* DATA PROVIDED:
=====

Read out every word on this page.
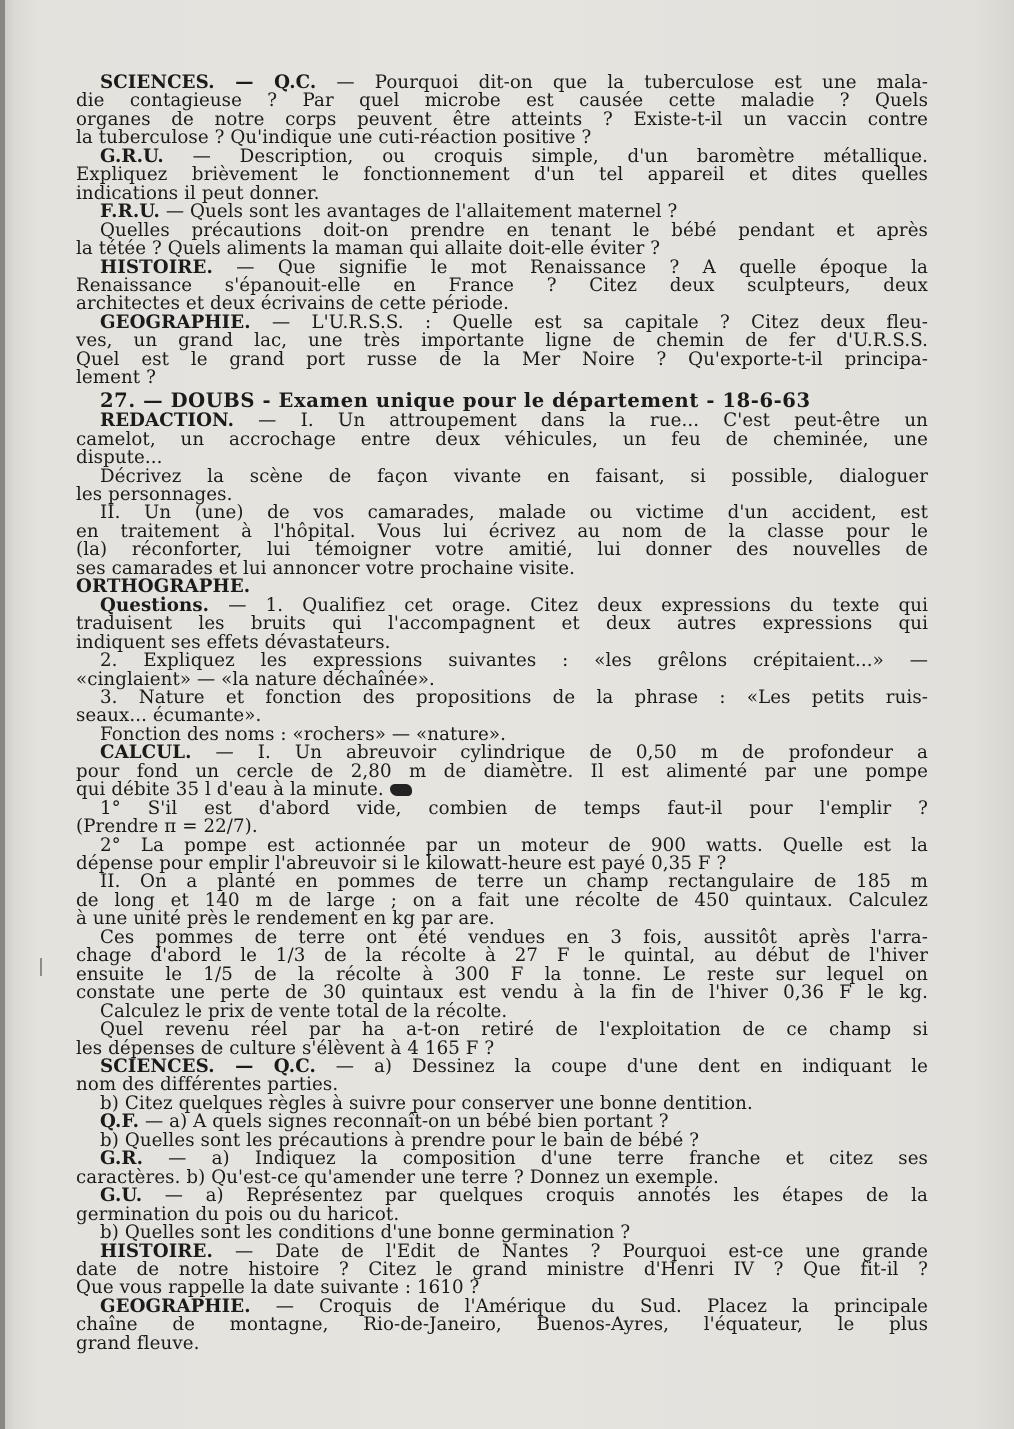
SCIENCES. — Q.C. — Pourquoi dit-on que la tuberculose est une mala-

die contagieuse ? Par quel microbe est causée cette maladie ? Quels

organes de notre corps peuvent être atteints ? Existe-t-il un vaccin contre

la tuberculose ? Qu'indique une cuti-réaction positive ?

G.R.U. — Description, ou croquis simple, d'un baromètre métallique.

Expliquez brièvement le fonctionnement d'un tel appareil et dites quelles

indications il peut donner.

F.R.U. — Quels sont les avantages de l'allaitement maternel ?

Quelles précautions doit-on prendre en tenant le bébé pendant et après

la tétée ? Quels aliments la maman qui allaite doit-elle éviter ?

HISTOIRE. — Que signifie le mot Renaissance ? A quelle époque la

Renaissance s'épanouit-elle en France ? Citez deux sculpteurs, deux

architectes et deux écrivains de cette période.

GEOGRAPHIE. — L'U.R.S.S. : Quelle est sa capitale ? Citez deux fleu-

ves, un grand lac, une très importante ligne de chemin de fer d'U.R.S.S.

Quel est le grand port russe de la Mer Noire ? Qu'exporte-t-il principa-

lement ?

27. — DOUBS - Examen unique pour le département - 18-6-63

REDACTION. — I. Un attroupement dans la rue... C'est peut-être un

camelot, un accrochage entre deux véhicules, un feu de cheminée, une

dispute...

Décrivez la scène de façon vivante en faisant, si possible, dialoguer

les personnages.

II. Un (une) de vos camarades, malade ou victime d'un accident, est

en traitement à l'hôpital. Vous lui écrivez au nom de la classe pour le

(la) réconforter, lui témoigner votre amitié, lui donner des nouvelles de

ses camarades et lui annoncer votre prochaine visite.

ORTHOGRAPHE.

Questions. — 1. Qualifiez cet orage. Citez deux expressions du texte qui

traduisent les bruits qui l'accompagnent et deux autres expressions qui

indiquent ses effets dévastateurs.

2. Expliquez les expressions suivantes : «les grêlons crépitaient...» —

«cinglaient» — «la nature déchaînée».

3. Nature et fonction des propositions de la phrase : «Les petits ruis-

seaux... écumante».

Fonction des noms : «rochers» — «nature».

CALCUL. — I. Un abreuvoir cylindrique de 0,50 m de profondeur a

pour fond un cercle de 2,80 m de diamètre. Il est alimenté par une pompe

qui débite 35 l d'eau à la minute.

1° S'il est d'abord vide, combien de temps faut-il pour l'emplir ?

(Prendre π = 22/7).

2° La pompe est actionnée par un moteur de 900 watts. Quelle est la

dépense pour emplir l'abreuvoir si le kilowatt-heure est payé 0,35 F ?

II. On a planté en pommes de terre un champ rectangulaire de 185 m

de long et 140 m de large ; on a fait une récolte de 450 quintaux. Calculez

à une unité près le rendement en kg par are.

Ces pommes de terre ont été vendues en 3 fois, aussitôt après l'arra-

chage d'abord le 1/3 de la récolte à 27 F le quintal, au début de l'hiver

ensuite le 1/5 de la récolte à 300 F la tonne. Le reste sur lequel on

constate une perte de 30 quintaux est vendu à la fin de l'hiver 0,36 F le kg.

Calculez le prix de vente total de la récolte.

Quel revenu réel par ha a-t-on retiré de l'exploitation de ce champ si

les dépenses de culture s'élèvent à 4 165 F ?

SCIENCES. — Q.C. — a) Dessinez la coupe d'une dent en indiquant le

nom des différentes parties.

b) Citez quelques règles à suivre pour conserver une bonne dentition.

Q.F. — a) A quels signes reconnaît-on un bébé bien portant ?

b) Quelles sont les précautions à prendre pour le bain de bébé ?

G.R. — a) Indiquez la composition d'une terre franche et citez ses

caractères. b) Qu'est-ce qu'amender une terre ? Donnez un exemple.

G.U. — a) Représentez par quelques croquis annotés les étapes de la

germination du pois ou du haricot.

b) Quelles sont les conditions d'une bonne germination ?

HISTOIRE. — Date de l'Edit de Nantes ? Pourquoi est-ce une grande

date de notre histoire ? Citez le grand ministre d'Henri IV ? Que fit-il ?

Que vous rappelle la date suivante : 1610 ?

GEOGRAPHIE. — Croquis de l'Amérique du Sud. Placez la principale

chaîne de montagne, Rio-de-Janeiro, Buenos-Ayres, l'équateur, le plus

grand fleuve.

=====

* WHAT IS NEEDED: Repeat all the data as it stands, dropping any images it holds.

* OUTPUT FOR THIS EXERCISE:
Read out every word on this page.
SCIENCES. — Q.C. — Pourquoi dit-on que la tuberculose est une mala-

die contagieuse ? Par quel microbe est causée cette maladie ? Quels

organes de notre corps peuvent être atteints ? Existe-t-il un vaccin contre

la tuberculose ? Qu'indique une cuti-réaction positive ?

G.R.U. — Description, ou croquis simple, d'un baromètre métallique.

Expliquez brièvement le fonctionnement d'un tel appareil et dites quelles

indications il peut donner.

F.R.U. — Quels sont les avantages de l'allaitement maternel ?

Quelles précautions doit-on prendre en tenant le bébé pendant et après

la tétée ? Quels aliments la maman qui allaite doit-elle éviter ?

HISTOIRE. — Que signifie le mot Renaissance ? A quelle époque la

Renaissance s'épanouit-elle en France ? Citez deux sculpteurs, deux

architectes et deux écrivains de cette période.

GEOGRAPHIE. — L'U.R.S.S. : Quelle est sa capitale ? Citez deux fleu-

ves, un grand lac, une très importante ligne de chemin de fer d'U.R.S.S.

Quel est le grand port russe de la Mer Noire ? Qu'exporte-t-il principa-

lement ?

27. — DOUBS - Examen unique pour le département - 18-6-63

REDACTION. — I. Un attroupement dans la rue... C'est peut-être un

camelot, un accrochage entre deux véhicules, un feu de cheminée, une

dispute...

Décrivez la scène de façon vivante en faisant, si possible, dialoguer

les personnages.

II. Un (une) de vos camarades, malade ou victime d'un accident, est

en traitement à l'hôpital. Vous lui écrivez au nom de la classe pour le

(la) réconforter, lui témoigner votre amitié, lui donner des nouvelles de

ses camarades et lui annoncer votre prochaine visite.

ORTHOGRAPHE.

Questions. — 1. Qualifiez cet orage. Citez deux expressions du texte qui

traduisent les bruits qui l'accompagnent et deux autres expressions qui

indiquent ses effets dévastateurs.

2. Expliquez les expressions suivantes : «les grêlons crépitaient...» —

«cinglaient» — «la nature déchaînée».

3. Nature et fonction des propositions de la phrase : «Les petits ruis-

seaux... écumante».

Fonction des noms : «rochers» — «nature».

CALCUL. — I. Un abreuvoir cylindrique de 0,50 m de profondeur a

pour fond un cercle de 2,80 m de diamètre. Il est alimenté par une pompe

qui débite 35 l d'eau à la minute.

1° S'il est d'abord vide, combien de temps faut-il pour l'emplir ?

(Prendre π = 22/7).

2° La pompe est actionnée par un moteur de 900 watts. Quelle est la

dépense pour emplir l'abreuvoir si le kilowatt-heure est payé 0,35 F ?

II. On a planté en pommes de terre un champ rectangulaire de 185 m

de long et 140 m de large ; on a fait une récolte de 450 quintaux. Calculez

à une unité près le rendement en kg par are.

Ces pommes de terre ont été vendues en 3 fois, aussitôt après l'arra-

chage d'abord le 1/3 de la récolte à 27 F le quintal, au début de l'hiver

ensuite le 1/5 de la récolte à 300 F la tonne. Le reste sur lequel on

constate une perte de 30 quintaux est vendu à la fin de l'hiver 0,36 F le kg.

Calculez le prix de vente total de la récolte.

Quel revenu réel par ha a-t-on retiré de l'exploitation de ce champ si

les dépenses de culture s'élèvent à 4 165 F ?

SCIENCES. — Q.C. — a) Dessinez la coupe d'une dent en indiquant le

nom des différentes parties.

b) Citez quelques règles à suivre pour conserver une bonne dentition.

Q.F. — a) A quels signes reconnaît-on un bébé bien portant ?

b) Quelles sont les précautions à prendre pour le bain de bébé ?

G.R. — a) Indiquez la composition d'une terre franche et citez ses

caractères. b) Qu'est-ce qu'amender une terre ? Donnez un exemple.

G.U. — a) Représentez par quelques croquis annotés les étapes de la

germination du pois ou du haricot.

b) Quelles sont les conditions d'une bonne germination ?

HISTOIRE. — Date de l'Edit de Nantes ? Pourquoi est-ce une grande

date de notre histoire ? Citez le grand ministre d'Henri IV ? Que fit-il ?

Que vous rappelle la date suivante : 1610 ?

GEOGRAPHIE. — Croquis de l'Amérique du Sud. Placez la principale

chaîne de montagne, Rio-de-Janeiro, Buenos-Ayres, l'équateur, le plus

grand fleuve.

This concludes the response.